_Exercise instructions_. Each entry below is to be duplicated verbatim.

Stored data
"""

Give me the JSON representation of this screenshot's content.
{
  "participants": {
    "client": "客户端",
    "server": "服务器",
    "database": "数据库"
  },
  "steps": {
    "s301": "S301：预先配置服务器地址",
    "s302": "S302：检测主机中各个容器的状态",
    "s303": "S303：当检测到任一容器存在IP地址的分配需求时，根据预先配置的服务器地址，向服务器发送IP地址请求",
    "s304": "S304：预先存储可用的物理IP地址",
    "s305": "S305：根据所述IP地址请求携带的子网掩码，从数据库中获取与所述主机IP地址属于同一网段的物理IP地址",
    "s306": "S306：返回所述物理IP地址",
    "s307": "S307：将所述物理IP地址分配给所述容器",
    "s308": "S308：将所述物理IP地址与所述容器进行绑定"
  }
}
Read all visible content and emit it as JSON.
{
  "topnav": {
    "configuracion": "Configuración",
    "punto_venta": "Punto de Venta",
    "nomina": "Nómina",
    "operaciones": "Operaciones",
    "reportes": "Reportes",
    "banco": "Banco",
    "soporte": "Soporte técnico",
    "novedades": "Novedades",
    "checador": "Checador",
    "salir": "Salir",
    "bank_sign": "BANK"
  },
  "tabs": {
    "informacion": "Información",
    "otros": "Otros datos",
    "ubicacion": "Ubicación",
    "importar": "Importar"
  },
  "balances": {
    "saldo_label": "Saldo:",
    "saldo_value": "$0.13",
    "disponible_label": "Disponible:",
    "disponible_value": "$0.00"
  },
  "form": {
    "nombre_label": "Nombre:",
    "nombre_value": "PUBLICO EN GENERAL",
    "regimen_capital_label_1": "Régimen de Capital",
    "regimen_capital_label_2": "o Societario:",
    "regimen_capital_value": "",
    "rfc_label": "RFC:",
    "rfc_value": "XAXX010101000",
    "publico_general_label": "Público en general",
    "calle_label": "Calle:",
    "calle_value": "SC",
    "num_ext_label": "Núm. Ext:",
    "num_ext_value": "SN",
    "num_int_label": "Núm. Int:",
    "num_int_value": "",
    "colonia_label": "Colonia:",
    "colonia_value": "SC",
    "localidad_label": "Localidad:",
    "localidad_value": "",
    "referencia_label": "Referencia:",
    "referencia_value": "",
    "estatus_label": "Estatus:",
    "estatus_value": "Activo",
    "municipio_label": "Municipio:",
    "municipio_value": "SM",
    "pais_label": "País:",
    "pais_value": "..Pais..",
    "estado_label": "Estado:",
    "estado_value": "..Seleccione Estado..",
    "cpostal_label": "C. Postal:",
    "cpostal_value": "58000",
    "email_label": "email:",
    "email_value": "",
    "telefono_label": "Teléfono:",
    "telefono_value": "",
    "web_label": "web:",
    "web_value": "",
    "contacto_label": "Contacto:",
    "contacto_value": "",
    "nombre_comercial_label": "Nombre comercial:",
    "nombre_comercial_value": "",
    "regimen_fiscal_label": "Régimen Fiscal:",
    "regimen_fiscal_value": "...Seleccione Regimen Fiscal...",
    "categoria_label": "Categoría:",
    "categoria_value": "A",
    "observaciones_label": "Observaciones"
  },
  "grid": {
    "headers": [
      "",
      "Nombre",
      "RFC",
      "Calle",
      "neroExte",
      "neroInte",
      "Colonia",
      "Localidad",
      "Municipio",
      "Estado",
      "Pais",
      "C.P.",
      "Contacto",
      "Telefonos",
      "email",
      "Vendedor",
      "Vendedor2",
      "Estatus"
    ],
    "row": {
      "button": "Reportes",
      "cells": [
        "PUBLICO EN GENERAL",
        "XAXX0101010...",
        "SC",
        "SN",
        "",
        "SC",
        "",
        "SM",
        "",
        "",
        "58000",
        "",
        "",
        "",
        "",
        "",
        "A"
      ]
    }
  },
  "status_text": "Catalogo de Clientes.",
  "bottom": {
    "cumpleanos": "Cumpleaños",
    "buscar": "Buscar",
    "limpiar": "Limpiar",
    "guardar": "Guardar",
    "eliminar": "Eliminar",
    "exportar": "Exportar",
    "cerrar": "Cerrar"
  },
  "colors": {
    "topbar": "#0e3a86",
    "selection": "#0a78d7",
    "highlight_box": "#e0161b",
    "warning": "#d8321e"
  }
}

"""

_Answer to this problem_.
Give me the JSON representation of this screenshot's content.
{
  "participants": {
    "client": "客户端",
    "server": "服务器",
    "database": "数据库"
  },
  "steps": {
    "s301": "S301：预先配置服务器地址",
    "s302": "S302：检测主机中各个容器的状态",
    "s303": "S303：当检测到任一容器存在IP地址的分配需求时，根据预先配置的服务器地址，向服务器发送IP地址请求",
    "s304": "S304：预先存储可用的物理IP地址",
    "s305": "S305：根据所述IP地址请求携带的子网掩码，从数据库中获取与所述主机IP地址属于同一网段的物理IP地址",
    "s306": "S306：返回所述物理IP地址",
    "s307": "S307：将所述物理IP地址分配给所述容器",
    "s308": "S308：将所述物理IP地址与所述容器进行绑定"
  }
}
Read all visible content and emit it as JSON.
{
  "topnav": {
    "configuracion": "Configuración",
    "punto_venta": "Punto de Venta",
    "nomina": "Nómina",
    "operaciones": "Operaciones",
    "reportes": "Reportes",
    "banco": "Banco",
    "soporte": "Soporte técnico",
    "novedades": "Novedades",
    "checador": "Checador",
    "salir": "Salir",
    "bank_sign": "BANK"
  },
  "tabs": {
    "informacion": "Información",
    "otros": "Otros datos",
    "ubicacion": "Ubicación",
    "importar": "Importar"
  },
  "balances": {
    "saldo_label": "Saldo:",
    "saldo_value": "$0.13",
    "disponible_label": "Disponible:",
    "disponible_value": "$0.00"
  },
  "form": {
    "nombre_label": "Nombre:",
    "nombre_value": "PUBLICO EN GENERAL",
    "regimen_capital_label_1": "Régimen de Capital",
    "regimen_capital_label_2": "o Societario:",
    "regimen_capital_value": "",
    "rfc_label": "RFC:",
    "rfc_value": "XAXX010101000",
    "publico_general_label": "Público en general",
    "calle_label": "Calle:",
    "calle_value": "SC",
    "num_ext_label": "Núm. Ext:",
    "num_ext_value": "SN",
    "num_int_label": "Núm. Int:",
    "num_int_value": "",
    "colonia_label": "Colonia:",
    "colonia_value": "SC",
    "localidad_label": "Localidad:",
    "localidad_value": "",
    "referencia_label": "Referencia:",
    "referencia_value": "",
    "estatus_label": "Estatus:",
    "estatus_value": "Activo",
    "municipio_label": "Municipio:",
    "municipio_value": "SM",
    "pais_label": "País:",
    "pais_value": "..Pais..",
    "estado_label": "Estado:",
    "estado_value": "..Seleccione Estado..",
    "cpostal_label": "C. Postal:",
    "cpostal_value": "58000",
    "email_label": "email:",
    "email_value": "",
    "telefono_label": "Teléfono:",
    "telefono_value": "",
    "web_label": "web:",
    "web_value": "",
    "contacto_label": "Contacto:",
    "contacto_value": "",
    "nombre_comercial_label": "Nombre comercial:",
    "nombre_comercial_value": "",
    "regimen_fiscal_label": "Régimen Fiscal:",
    "regimen_fiscal_value": "...Seleccione Regimen Fiscal...",
    "categoria_label": "Categoría:",
    "categoria_value": "A",
    "observaciones_label": "Observaciones"
  },
  "grid": {
    "headers": [
      "",
      "Nombre",
      "RFC",
      "Calle",
      "neroExte",
      "neroInte",
      "Colonia",
      "Localidad",
      "Municipio",
      "Estado",
      "Pais",
      "C.P.",
      "Contacto",
      "Telefonos",
      "email",
      "Vendedor",
      "Vendedor2",
      "Estatus"
    ],
    "row": {
      "button": "Reportes",
      "cells": [
        "PUBLICO EN GENERAL",
        "XAXX0101010...",
        "SC",
        "SN",
        "",
        "SC",
        "",
        "SM",
        "",
        "",
        "58000",
        "",
        "",
        "",
        "",
        "",
        "A"
      ]
    }
  },
  "status_text": "Catalogo de Clientes.",
  "bottom": {
    "cumpleanos": "Cumpleaños",
    "buscar": "Buscar",
    "limpiar": "Limpiar",
    "guardar": "Guardar",
    "eliminar": "Eliminar",
    "exportar": "Exportar",
    "cerrar": "Cerrar"
  },
  "colors": {
    "topbar": "#0e3a86",
    "selection": "#0a78d7",
    "highlight_box": "#e0161b",
    "warning": "#d8321e"
  }
}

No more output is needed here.